▶ SHORT PROBLEM: Rewrite the listing from its first line through the line containing "fib-value: 8159.2 xyxy=(50,408,93,422)", replacing every "candle-body" with "candle-rect" and leaving all else unchanged.

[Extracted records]
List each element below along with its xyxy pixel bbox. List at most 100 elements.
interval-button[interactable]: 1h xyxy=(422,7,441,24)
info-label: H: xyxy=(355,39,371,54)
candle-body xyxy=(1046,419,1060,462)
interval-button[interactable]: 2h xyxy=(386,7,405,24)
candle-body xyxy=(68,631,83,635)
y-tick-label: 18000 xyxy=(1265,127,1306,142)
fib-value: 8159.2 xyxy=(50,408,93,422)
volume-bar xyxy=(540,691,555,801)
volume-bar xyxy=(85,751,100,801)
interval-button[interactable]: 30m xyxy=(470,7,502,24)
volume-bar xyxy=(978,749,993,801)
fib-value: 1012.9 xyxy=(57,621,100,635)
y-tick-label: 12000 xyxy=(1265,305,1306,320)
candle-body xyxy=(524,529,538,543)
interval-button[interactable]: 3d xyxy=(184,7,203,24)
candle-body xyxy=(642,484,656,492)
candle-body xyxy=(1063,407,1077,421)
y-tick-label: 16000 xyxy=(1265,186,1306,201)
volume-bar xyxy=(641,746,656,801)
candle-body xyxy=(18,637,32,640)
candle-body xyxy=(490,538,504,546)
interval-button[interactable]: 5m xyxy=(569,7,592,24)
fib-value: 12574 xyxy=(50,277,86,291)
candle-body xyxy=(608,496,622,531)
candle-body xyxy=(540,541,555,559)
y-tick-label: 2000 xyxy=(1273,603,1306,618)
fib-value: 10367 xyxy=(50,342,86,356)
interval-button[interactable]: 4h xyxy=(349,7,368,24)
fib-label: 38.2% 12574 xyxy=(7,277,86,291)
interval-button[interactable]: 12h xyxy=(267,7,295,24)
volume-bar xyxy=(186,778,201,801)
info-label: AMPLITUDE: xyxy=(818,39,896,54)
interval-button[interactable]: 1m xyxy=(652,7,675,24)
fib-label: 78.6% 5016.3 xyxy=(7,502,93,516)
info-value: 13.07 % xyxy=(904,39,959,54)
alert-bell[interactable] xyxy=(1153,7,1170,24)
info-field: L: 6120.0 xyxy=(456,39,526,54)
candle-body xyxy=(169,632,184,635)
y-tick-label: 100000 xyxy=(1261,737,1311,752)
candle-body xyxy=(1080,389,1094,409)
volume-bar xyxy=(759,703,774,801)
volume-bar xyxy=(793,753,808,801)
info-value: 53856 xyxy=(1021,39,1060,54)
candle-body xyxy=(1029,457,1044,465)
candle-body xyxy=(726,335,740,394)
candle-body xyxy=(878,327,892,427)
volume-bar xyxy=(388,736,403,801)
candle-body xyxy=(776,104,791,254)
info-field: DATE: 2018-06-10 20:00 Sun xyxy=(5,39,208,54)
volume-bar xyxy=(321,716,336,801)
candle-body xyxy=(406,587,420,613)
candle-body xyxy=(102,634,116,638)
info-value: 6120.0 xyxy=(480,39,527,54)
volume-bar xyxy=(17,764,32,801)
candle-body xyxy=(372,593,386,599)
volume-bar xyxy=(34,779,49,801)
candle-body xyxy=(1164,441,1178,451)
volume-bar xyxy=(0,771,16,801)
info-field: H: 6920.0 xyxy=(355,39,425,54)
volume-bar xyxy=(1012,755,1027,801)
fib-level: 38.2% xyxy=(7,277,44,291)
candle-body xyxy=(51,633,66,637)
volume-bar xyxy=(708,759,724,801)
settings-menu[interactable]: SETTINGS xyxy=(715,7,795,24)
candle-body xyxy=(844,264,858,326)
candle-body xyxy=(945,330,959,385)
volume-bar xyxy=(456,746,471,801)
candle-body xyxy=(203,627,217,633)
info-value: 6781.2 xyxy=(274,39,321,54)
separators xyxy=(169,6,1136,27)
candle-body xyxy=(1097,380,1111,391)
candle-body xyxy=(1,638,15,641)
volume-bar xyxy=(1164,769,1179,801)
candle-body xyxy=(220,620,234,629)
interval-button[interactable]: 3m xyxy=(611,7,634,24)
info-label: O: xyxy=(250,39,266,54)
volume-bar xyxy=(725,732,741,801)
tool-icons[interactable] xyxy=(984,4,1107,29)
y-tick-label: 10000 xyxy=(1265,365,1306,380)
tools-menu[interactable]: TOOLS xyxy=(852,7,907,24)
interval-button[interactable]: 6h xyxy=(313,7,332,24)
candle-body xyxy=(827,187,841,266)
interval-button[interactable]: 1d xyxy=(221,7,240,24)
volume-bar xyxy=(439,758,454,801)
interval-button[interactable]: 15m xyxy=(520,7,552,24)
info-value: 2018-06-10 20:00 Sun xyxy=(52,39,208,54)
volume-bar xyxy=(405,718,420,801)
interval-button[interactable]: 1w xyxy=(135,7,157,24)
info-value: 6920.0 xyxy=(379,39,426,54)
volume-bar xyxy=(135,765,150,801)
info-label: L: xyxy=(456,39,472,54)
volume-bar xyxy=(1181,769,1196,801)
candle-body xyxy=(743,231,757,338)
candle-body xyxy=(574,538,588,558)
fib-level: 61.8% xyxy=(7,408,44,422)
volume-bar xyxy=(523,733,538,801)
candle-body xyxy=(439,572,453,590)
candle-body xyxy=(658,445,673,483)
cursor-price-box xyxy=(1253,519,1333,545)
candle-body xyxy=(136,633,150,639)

▶ FULL ANSWER:
List each element below along with its xyxy pixel bbox. List at most 100 elements.
interval-button[interactable]: 1h xyxy=(422,7,441,24)
info-label: H: xyxy=(355,39,371,54)
candle-rect xyxy=(1046,419,1060,462)
interval-button[interactable]: 2h xyxy=(386,7,405,24)
candle-rect xyxy=(68,631,83,635)
y-tick-label: 18000 xyxy=(1265,127,1306,142)
fib-value: 8159.2 xyxy=(50,408,93,422)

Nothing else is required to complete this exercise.